> _Rows_

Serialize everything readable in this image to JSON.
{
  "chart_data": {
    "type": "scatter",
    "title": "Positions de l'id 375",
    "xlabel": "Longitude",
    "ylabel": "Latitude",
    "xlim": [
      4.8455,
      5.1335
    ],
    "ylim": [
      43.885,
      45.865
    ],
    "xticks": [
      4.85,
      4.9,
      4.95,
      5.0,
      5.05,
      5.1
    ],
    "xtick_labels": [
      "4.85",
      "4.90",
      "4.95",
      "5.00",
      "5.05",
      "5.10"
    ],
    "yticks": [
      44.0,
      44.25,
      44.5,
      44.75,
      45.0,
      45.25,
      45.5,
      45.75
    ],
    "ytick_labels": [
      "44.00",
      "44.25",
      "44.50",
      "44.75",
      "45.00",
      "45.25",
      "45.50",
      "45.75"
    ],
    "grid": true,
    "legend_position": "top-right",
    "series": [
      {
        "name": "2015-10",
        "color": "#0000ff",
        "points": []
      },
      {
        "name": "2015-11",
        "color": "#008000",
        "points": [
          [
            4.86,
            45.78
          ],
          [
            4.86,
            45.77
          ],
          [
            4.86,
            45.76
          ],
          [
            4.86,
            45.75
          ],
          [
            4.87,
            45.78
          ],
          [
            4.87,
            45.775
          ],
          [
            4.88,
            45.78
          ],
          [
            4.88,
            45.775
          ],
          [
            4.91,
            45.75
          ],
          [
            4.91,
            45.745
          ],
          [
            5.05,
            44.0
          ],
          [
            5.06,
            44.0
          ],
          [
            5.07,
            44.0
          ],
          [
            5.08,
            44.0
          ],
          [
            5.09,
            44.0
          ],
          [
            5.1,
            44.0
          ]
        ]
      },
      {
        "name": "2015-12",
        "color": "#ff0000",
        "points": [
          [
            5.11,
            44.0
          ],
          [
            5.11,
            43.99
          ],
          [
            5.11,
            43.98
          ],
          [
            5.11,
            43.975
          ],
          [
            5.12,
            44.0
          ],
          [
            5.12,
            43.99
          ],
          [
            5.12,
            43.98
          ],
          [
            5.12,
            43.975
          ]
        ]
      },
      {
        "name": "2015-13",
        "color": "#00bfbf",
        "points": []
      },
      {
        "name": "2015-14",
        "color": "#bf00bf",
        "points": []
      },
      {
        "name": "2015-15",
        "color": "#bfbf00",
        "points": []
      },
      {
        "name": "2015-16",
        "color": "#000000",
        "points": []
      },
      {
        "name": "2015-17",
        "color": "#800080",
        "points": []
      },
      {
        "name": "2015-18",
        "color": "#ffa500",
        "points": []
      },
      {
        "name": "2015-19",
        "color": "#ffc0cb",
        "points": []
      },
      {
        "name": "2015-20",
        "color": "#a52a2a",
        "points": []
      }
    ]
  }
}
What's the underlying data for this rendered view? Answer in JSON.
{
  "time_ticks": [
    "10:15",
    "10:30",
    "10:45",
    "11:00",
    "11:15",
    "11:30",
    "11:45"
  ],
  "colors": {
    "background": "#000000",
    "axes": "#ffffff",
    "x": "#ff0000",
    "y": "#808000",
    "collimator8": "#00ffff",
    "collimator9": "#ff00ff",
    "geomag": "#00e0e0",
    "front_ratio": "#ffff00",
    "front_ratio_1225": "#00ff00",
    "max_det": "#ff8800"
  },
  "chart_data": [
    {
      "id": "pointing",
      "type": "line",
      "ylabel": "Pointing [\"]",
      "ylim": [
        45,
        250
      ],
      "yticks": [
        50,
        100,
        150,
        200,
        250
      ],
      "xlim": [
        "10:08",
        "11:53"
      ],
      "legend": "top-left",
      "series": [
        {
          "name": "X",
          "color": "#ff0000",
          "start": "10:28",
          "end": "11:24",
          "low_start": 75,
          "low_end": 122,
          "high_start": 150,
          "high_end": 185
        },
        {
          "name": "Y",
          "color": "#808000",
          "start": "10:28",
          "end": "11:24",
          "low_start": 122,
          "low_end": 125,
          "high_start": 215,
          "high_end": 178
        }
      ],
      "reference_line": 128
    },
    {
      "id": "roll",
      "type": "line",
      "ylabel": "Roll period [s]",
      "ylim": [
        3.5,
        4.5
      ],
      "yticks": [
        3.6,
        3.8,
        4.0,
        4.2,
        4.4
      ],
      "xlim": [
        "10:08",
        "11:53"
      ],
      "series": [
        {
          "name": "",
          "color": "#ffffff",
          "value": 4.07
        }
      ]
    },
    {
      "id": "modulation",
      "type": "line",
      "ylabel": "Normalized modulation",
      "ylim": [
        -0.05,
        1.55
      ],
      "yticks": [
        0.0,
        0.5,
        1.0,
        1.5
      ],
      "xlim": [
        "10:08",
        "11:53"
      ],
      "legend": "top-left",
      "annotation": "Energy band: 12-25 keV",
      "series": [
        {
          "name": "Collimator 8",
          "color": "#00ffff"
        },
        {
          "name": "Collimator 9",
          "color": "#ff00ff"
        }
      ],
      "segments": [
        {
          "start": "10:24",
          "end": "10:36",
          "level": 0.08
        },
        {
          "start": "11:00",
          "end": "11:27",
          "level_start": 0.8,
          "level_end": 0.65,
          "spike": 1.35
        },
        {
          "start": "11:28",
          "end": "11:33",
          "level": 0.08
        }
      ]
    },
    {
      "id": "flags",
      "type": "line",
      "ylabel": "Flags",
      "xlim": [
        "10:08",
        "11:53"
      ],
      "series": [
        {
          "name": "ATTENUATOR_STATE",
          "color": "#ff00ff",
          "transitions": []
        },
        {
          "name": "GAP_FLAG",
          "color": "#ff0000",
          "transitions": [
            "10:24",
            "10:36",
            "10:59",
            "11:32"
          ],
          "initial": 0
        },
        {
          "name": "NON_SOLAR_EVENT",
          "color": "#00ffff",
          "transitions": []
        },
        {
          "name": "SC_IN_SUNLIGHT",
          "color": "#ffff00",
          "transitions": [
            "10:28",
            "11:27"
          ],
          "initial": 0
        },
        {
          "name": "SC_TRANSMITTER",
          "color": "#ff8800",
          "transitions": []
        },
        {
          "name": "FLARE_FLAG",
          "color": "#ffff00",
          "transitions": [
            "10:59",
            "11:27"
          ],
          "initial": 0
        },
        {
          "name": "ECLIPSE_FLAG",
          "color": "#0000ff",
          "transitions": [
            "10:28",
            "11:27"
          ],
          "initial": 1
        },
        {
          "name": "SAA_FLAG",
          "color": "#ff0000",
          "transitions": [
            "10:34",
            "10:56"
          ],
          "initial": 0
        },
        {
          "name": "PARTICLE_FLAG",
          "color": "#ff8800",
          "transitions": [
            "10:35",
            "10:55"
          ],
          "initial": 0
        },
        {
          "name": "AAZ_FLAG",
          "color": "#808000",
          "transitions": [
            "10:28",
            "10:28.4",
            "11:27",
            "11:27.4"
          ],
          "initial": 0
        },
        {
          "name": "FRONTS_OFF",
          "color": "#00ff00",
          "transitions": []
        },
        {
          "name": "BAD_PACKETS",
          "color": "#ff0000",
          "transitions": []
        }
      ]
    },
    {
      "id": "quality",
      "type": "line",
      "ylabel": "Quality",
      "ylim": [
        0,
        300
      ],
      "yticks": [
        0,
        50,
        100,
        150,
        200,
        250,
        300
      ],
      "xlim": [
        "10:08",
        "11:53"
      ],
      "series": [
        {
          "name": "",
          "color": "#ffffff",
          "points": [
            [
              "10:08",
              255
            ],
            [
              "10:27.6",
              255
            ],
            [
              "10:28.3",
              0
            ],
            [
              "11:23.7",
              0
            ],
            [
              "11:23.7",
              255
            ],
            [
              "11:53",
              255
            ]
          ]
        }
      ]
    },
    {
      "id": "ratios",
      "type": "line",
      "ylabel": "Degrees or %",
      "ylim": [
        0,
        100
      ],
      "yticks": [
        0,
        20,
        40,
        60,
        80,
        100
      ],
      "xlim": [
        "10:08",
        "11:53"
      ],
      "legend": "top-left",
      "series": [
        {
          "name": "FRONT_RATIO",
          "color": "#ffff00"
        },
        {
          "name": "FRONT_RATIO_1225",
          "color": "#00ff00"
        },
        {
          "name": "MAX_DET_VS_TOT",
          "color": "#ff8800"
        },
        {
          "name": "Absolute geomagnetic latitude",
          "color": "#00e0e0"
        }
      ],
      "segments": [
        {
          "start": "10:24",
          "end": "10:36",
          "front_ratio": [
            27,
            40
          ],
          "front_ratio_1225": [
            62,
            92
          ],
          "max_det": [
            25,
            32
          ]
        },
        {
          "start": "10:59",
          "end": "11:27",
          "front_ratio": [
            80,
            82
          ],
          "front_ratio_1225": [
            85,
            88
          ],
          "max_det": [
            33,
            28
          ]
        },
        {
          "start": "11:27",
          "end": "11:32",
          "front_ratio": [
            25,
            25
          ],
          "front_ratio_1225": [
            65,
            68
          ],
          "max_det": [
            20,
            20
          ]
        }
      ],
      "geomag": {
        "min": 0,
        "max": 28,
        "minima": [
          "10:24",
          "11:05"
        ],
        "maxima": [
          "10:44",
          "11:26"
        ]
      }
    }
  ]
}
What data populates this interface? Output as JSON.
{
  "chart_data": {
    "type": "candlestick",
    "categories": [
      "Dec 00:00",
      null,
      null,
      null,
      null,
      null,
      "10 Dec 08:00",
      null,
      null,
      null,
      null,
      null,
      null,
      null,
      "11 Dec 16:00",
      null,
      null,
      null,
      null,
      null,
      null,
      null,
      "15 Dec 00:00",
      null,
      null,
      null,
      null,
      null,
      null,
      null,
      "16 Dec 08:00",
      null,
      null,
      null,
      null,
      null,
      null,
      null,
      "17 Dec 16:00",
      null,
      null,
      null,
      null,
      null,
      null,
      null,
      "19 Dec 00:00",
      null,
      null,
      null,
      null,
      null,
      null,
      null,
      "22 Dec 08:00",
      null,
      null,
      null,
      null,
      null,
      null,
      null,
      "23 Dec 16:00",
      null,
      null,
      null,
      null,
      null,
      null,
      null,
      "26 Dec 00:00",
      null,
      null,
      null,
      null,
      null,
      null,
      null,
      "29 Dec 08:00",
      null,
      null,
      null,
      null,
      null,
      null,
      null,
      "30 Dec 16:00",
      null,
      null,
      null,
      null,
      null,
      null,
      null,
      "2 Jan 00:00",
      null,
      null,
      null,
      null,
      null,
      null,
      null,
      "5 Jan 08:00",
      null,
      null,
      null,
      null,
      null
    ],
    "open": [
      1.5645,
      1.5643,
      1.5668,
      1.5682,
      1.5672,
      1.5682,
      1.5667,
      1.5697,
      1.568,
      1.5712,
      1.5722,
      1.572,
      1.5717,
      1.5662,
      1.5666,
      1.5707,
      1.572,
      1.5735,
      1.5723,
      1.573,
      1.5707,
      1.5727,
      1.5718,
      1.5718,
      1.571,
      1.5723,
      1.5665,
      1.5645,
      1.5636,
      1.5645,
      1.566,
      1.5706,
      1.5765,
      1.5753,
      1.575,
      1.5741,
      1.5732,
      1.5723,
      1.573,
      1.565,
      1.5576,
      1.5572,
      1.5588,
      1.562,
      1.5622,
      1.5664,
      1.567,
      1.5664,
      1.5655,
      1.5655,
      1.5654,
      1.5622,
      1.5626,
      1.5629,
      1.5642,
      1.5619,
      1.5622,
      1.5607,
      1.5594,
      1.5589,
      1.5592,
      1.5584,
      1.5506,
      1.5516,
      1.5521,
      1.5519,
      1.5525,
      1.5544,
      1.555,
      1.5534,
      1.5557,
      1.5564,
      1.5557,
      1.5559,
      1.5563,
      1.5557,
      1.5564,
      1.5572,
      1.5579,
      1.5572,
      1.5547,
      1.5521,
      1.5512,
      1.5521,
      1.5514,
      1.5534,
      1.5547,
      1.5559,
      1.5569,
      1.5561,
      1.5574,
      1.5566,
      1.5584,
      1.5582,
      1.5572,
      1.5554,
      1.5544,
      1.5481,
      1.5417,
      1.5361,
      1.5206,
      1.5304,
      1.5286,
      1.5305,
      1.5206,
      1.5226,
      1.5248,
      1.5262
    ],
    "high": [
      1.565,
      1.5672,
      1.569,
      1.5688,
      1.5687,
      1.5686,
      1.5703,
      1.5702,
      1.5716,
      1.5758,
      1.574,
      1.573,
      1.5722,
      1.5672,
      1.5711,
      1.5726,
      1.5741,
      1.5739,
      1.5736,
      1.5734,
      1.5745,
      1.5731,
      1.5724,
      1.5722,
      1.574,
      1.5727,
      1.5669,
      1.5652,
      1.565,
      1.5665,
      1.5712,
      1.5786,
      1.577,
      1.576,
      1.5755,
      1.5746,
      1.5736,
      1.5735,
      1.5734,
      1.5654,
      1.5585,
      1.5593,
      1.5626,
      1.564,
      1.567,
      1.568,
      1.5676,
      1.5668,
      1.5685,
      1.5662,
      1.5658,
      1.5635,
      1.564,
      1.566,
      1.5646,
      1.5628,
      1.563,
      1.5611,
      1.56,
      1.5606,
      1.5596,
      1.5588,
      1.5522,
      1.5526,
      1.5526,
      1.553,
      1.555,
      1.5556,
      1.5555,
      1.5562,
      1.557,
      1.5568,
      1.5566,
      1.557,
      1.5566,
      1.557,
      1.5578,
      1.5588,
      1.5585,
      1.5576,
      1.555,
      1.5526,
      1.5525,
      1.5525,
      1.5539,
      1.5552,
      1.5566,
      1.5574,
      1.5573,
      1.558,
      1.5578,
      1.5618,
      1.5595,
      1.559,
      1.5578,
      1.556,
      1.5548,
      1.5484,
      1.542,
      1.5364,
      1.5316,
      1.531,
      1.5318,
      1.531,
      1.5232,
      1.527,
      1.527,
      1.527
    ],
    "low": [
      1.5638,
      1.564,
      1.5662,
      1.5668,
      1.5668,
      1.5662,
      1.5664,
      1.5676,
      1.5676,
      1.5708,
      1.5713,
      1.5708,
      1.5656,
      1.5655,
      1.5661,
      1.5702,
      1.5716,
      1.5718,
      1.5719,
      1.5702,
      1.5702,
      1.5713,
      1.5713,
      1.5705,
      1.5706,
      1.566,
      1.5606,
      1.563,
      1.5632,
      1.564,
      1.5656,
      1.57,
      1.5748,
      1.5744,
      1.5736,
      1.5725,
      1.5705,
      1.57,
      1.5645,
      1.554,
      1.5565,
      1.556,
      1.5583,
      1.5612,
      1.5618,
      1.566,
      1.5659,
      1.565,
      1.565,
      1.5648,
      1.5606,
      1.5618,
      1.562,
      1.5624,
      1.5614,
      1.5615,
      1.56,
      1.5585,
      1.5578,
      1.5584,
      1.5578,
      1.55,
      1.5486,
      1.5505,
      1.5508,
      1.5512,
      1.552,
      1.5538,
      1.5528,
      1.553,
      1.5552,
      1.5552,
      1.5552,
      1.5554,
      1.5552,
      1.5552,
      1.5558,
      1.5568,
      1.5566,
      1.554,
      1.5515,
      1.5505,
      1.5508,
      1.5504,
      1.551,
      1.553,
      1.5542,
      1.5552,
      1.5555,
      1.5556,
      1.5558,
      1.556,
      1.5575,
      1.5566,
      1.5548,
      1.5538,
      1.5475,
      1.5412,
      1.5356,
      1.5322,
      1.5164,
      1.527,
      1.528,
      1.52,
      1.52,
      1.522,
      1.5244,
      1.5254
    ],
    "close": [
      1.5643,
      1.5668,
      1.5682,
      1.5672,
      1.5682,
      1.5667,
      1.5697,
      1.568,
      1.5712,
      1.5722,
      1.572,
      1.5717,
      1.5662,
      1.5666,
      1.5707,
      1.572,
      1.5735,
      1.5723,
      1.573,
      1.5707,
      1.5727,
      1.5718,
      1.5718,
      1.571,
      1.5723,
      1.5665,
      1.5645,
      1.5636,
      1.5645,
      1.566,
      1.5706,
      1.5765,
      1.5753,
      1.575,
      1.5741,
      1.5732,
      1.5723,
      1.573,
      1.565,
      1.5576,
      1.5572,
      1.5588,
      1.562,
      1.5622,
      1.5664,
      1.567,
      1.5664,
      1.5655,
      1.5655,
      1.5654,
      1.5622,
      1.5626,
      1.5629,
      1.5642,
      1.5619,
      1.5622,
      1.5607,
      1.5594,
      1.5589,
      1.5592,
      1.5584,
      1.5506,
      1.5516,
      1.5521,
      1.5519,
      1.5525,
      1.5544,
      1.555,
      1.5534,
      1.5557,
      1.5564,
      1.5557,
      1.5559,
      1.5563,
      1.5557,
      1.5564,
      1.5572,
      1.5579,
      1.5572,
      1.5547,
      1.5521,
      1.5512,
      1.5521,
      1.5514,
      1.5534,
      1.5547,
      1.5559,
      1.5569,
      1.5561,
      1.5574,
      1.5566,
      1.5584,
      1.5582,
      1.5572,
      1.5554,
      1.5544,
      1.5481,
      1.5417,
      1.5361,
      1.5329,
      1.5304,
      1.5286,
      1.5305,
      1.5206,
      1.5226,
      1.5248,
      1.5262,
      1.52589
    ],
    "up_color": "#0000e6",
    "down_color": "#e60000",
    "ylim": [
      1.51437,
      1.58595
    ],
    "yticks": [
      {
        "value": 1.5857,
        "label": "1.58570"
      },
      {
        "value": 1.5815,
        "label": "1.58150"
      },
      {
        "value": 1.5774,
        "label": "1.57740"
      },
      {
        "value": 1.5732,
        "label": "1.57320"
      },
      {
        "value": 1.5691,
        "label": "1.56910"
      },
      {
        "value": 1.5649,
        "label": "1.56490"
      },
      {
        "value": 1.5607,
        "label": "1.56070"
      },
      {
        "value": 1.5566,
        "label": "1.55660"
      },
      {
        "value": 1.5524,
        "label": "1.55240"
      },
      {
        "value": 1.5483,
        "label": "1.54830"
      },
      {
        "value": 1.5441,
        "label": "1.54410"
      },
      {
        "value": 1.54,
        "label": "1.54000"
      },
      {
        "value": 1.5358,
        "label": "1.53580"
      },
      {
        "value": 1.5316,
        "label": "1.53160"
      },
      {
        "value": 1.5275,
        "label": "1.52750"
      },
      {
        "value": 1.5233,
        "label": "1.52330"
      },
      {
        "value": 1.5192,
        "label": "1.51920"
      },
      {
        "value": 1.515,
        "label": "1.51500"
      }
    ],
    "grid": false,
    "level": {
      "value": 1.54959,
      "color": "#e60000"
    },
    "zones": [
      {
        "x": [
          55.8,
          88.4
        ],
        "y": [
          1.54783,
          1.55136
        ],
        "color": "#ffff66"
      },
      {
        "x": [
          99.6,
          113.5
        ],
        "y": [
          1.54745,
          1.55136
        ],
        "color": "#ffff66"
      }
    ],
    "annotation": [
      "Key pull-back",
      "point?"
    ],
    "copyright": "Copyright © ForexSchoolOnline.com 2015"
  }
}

> _Goal of the exercise_
Give back only a number, the number of lines where the string "this" occurs.

> _Response below_
3